WHAT YOU HAVE TO DO: Report the count of lines containing the word "Days" in the entries below, and nothing more.

GIVEN RECORDS:

BEGIN

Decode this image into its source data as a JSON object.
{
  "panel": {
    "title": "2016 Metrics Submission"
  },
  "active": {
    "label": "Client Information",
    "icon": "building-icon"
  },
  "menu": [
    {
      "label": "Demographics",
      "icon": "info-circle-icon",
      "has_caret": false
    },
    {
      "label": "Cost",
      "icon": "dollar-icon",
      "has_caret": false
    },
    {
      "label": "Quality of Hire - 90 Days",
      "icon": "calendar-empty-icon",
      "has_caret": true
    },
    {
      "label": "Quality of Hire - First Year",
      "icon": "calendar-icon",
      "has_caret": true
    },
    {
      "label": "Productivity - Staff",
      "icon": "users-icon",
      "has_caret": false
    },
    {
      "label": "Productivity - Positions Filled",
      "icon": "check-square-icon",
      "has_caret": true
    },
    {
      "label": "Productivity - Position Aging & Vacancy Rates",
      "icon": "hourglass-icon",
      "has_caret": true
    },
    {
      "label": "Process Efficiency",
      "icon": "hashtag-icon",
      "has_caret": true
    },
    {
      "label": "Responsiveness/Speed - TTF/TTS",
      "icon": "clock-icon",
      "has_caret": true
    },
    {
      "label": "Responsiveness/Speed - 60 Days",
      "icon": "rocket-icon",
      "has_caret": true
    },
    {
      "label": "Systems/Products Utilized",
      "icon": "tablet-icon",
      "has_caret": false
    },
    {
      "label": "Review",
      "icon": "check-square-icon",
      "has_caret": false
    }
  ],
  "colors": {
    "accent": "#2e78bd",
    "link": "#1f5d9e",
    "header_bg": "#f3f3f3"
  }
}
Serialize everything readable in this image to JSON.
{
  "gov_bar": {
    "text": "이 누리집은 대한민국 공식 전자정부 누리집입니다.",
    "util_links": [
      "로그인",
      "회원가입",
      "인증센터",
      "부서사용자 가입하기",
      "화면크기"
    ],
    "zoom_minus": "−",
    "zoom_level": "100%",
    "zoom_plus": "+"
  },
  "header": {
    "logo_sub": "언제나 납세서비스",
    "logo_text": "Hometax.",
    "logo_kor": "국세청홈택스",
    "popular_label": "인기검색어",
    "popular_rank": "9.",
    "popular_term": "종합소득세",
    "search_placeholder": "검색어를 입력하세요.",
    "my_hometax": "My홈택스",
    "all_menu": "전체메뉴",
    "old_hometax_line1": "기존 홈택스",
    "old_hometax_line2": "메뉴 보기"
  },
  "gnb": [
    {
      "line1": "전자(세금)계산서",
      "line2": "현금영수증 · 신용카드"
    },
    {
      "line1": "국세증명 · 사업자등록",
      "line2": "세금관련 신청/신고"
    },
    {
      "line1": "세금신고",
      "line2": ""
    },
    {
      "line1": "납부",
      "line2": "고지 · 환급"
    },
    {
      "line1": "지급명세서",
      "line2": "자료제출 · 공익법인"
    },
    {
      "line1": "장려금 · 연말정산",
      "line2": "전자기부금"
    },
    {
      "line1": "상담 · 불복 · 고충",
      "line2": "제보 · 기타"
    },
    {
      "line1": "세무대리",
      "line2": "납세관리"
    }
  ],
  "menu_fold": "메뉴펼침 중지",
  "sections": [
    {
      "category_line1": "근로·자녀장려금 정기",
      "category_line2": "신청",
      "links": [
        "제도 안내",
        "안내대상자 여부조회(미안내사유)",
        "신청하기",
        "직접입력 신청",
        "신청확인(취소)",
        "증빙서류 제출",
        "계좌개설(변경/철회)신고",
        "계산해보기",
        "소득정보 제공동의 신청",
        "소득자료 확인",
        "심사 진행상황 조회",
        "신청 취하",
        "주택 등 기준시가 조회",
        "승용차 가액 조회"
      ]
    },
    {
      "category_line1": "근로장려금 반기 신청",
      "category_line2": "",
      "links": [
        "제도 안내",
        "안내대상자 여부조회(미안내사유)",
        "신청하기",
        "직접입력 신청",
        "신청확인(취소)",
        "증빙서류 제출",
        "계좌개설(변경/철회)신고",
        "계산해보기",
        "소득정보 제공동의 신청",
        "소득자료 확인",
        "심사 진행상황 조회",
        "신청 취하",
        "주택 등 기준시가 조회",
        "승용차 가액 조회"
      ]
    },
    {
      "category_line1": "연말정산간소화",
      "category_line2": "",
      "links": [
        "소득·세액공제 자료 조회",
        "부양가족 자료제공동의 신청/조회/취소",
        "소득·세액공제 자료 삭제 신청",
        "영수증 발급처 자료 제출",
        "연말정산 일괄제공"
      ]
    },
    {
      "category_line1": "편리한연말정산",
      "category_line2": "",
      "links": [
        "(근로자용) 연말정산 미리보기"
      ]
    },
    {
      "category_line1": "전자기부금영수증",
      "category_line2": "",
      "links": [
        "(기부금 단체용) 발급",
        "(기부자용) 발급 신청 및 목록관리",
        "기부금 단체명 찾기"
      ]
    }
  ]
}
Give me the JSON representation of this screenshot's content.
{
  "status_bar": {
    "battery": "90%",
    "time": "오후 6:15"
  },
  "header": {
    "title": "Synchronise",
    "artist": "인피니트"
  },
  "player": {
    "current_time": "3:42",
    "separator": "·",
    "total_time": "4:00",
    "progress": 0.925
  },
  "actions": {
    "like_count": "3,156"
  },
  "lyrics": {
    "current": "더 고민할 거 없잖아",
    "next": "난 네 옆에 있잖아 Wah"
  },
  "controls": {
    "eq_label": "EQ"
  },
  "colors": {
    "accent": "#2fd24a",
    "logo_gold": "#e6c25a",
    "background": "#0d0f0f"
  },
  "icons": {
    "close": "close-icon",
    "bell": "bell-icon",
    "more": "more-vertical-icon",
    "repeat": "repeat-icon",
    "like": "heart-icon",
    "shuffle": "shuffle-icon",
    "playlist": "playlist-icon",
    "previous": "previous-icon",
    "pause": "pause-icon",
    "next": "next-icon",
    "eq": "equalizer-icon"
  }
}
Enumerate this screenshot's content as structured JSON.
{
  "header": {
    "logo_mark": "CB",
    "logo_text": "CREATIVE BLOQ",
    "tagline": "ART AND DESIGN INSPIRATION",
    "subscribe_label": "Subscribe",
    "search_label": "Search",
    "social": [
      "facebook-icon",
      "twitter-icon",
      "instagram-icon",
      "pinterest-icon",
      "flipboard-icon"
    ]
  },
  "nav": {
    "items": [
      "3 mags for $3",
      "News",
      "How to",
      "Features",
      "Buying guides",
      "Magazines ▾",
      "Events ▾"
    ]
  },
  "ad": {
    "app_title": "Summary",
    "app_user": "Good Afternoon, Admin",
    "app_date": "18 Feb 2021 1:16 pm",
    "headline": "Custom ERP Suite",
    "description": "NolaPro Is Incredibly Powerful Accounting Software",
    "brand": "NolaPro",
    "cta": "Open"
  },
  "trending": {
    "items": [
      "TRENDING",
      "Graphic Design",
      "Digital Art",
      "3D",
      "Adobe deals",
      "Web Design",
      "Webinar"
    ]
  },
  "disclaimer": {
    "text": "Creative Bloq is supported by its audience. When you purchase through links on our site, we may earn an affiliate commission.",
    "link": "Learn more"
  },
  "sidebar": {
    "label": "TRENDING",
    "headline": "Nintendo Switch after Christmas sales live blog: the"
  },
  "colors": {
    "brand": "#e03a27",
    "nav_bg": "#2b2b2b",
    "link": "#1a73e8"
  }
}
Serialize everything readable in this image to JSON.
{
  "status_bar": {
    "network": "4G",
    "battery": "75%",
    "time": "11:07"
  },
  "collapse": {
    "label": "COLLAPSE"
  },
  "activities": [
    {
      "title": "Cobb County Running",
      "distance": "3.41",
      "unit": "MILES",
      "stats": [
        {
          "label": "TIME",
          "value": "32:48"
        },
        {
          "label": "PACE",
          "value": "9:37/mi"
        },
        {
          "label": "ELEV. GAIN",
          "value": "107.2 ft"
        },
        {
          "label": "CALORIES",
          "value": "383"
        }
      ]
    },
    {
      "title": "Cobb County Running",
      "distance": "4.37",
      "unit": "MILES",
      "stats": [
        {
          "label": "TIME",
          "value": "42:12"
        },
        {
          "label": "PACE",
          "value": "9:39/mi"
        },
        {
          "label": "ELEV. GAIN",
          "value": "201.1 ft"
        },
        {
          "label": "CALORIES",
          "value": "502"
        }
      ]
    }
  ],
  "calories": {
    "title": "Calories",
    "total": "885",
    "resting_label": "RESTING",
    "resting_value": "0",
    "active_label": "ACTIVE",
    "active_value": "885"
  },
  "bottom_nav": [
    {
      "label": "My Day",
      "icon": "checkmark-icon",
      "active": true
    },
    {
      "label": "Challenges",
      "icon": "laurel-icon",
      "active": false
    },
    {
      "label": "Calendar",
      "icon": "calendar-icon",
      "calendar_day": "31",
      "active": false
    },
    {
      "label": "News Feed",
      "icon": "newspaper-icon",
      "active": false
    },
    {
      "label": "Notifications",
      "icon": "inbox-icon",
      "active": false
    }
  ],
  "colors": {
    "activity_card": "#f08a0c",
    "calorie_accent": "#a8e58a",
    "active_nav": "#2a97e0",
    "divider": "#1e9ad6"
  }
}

END

PROBLEM SOLUTION: 2